= Task to carry out =
Skip the pictures. Reproduce all other material exactly.
■ ■ ■
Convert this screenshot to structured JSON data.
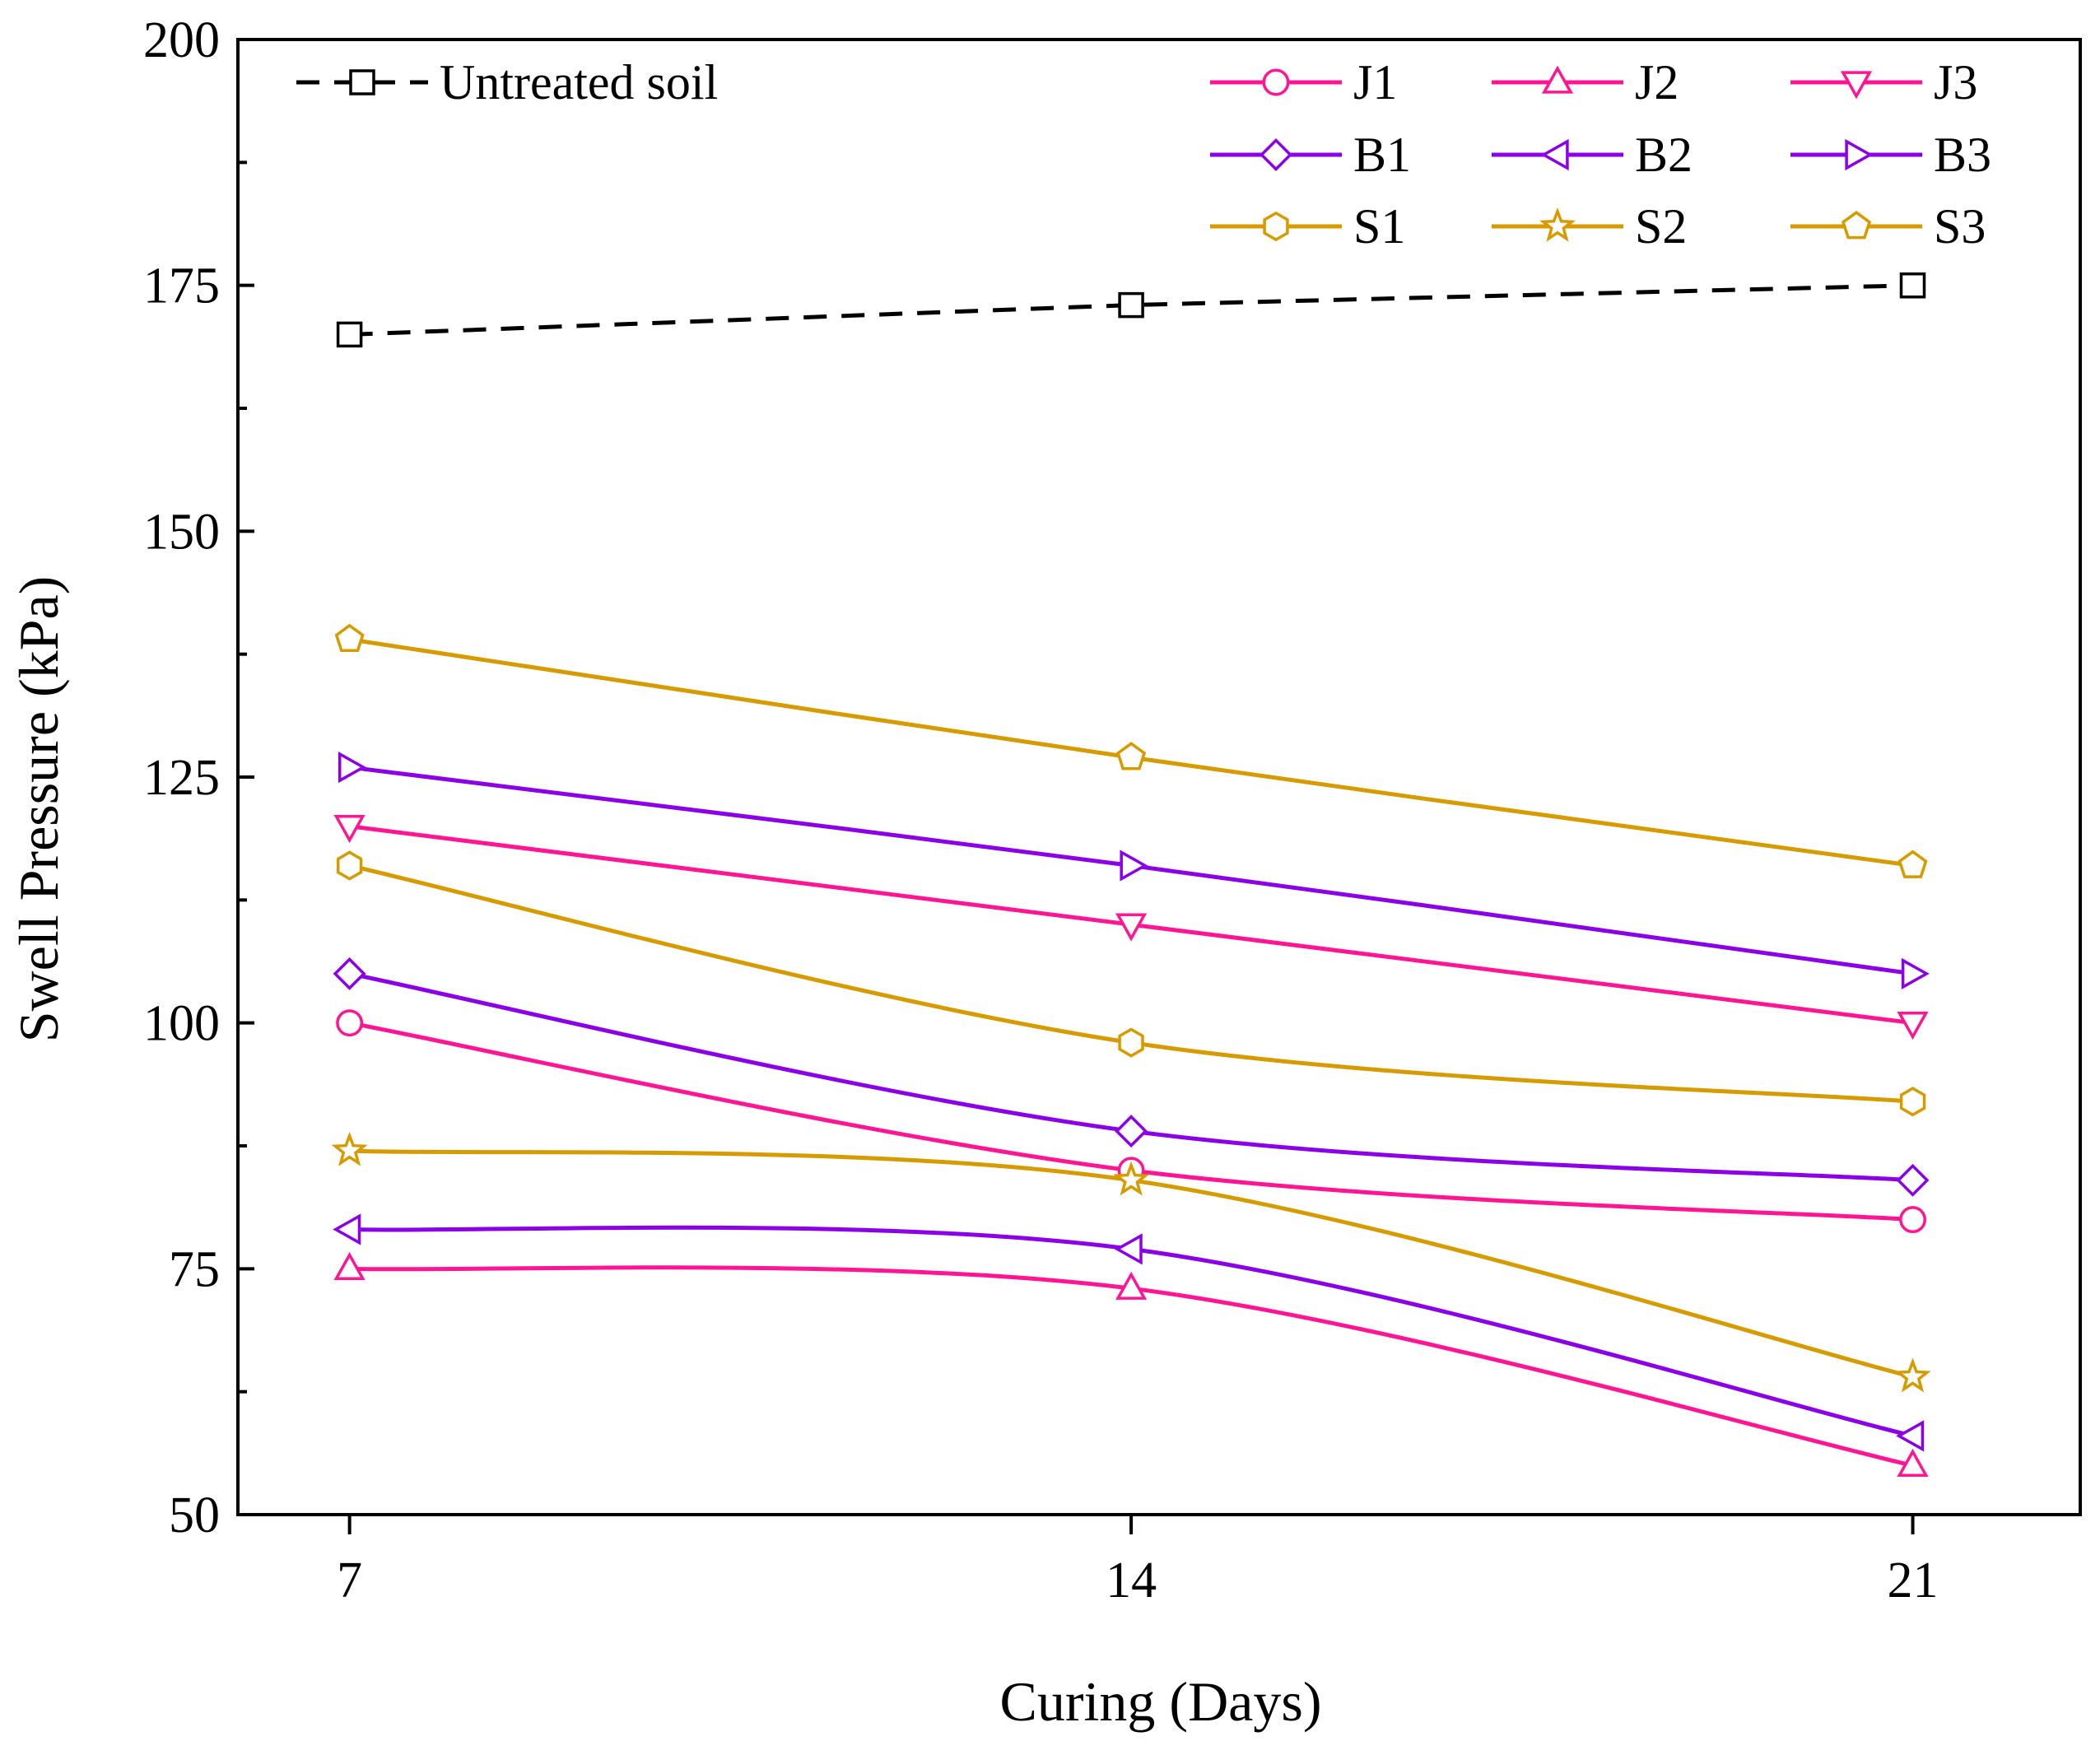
{
  "chart_data": {
    "type": "line",
    "title": "",
    "xlabel": "Curing (Days)",
    "ylabel": "Swell Pressure (kPa)",
    "x": [
      7,
      14,
      21
    ],
    "x_ticks": [
      "7",
      "14",
      "21"
    ],
    "xlim": [
      6,
      22.5
    ],
    "ylim": [
      50,
      200
    ],
    "y_ticks": [
      "50",
      "75",
      "100",
      "125",
      "150",
      "175",
      "200"
    ],
    "grid": false,
    "series": [
      {
        "name": "Untreated soil",
        "values": [
          170,
          173,
          175
        ],
        "color": "#000000",
        "marker": "square",
        "dashed": true
      },
      {
        "name": "J1",
        "values": [
          100,
          85,
          80
        ],
        "color": "#ff1493",
        "marker": "circle",
        "dashed": false
      },
      {
        "name": "J2",
        "values": [
          75,
          73,
          55
        ],
        "color": "#ff1493",
        "marker": "triangle-up",
        "dashed": false
      },
      {
        "name": "J3",
        "values": [
          120,
          110,
          100
        ],
        "color": "#ff1493",
        "marker": "triangle-down",
        "dashed": false
      },
      {
        "name": "B1",
        "values": [
          105,
          89,
          84
        ],
        "color": "#8b00e8",
        "marker": "diamond",
        "dashed": false
      },
      {
        "name": "B2",
        "values": [
          79,
          77,
          58
        ],
        "color": "#8b00e8",
        "marker": "triangle-left",
        "dashed": false
      },
      {
        "name": "B3",
        "values": [
          126,
          116,
          105
        ],
        "color": "#8b00e8",
        "marker": "triangle-right",
        "dashed": false
      },
      {
        "name": "S1",
        "values": [
          116,
          98,
          92
        ],
        "color": "#d79b00",
        "marker": "hexagon",
        "dashed": false
      },
      {
        "name": "S2",
        "values": [
          87,
          84,
          64
        ],
        "color": "#d79b00",
        "marker": "star",
        "dashed": false
      },
      {
        "name": "S3",
        "values": [
          139,
          127,
          116
        ],
        "color": "#d79b00",
        "marker": "pentagon",
        "dashed": false
      }
    ]
  }
}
■ ■ ■
= The solution =
Convert this screenshot to structured JSON data.
{
  "chart_data": {
    "type": "line",
    "title": "",
    "xlabel": "Curing (Days)",
    "ylabel": "Swell Pressure (kPa)",
    "x": [
      7,
      14,
      21
    ],
    "x_ticks": [
      "7",
      "14",
      "21"
    ],
    "xlim": [
      6,
      22.5
    ],
    "ylim": [
      50,
      200
    ],
    "y_ticks": [
      "50",
      "75",
      "100",
      "125",
      "150",
      "175",
      "200"
    ],
    "grid": false,
    "series": [
      {
        "name": "Untreated soil",
        "values": [
          170,
          173,
          175
        ],
        "color": "#000000",
        "marker": "square",
        "dashed": true
      },
      {
        "name": "J1",
        "values": [
          100,
          85,
          80
        ],
        "color": "#ff1493",
        "marker": "circle",
        "dashed": false
      },
      {
        "name": "J2",
        "values": [
          75,
          73,
          55
        ],
        "color": "#ff1493",
        "marker": "triangle-up",
        "dashed": false
      },
      {
        "name": "J3",
        "values": [
          120,
          110,
          100
        ],
        "color": "#ff1493",
        "marker": "triangle-down",
        "dashed": false
      },
      {
        "name": "B1",
        "values": [
          105,
          89,
          84
        ],
        "color": "#8b00e8",
        "marker": "diamond",
        "dashed": false
      },
      {
        "name": "B2",
        "values": [
          79,
          77,
          58
        ],
        "color": "#8b00e8",
        "marker": "triangle-left",
        "dashed": false
      },
      {
        "name": "B3",
        "values": [
          126,
          116,
          105
        ],
        "color": "#8b00e8",
        "marker": "triangle-right",
        "dashed": false
      },
      {
        "name": "S1",
        "values": [
          116,
          98,
          92
        ],
        "color": "#d79b00",
        "marker": "hexagon",
        "dashed": false
      },
      {
        "name": "S2",
        "values": [
          87,
          84,
          64
        ],
        "color": "#d79b00",
        "marker": "star",
        "dashed": false
      },
      {
        "name": "S3",
        "values": [
          139,
          127,
          116
        ],
        "color": "#d79b00",
        "marker": "pentagon",
        "dashed": false
      }
    ]
  }
}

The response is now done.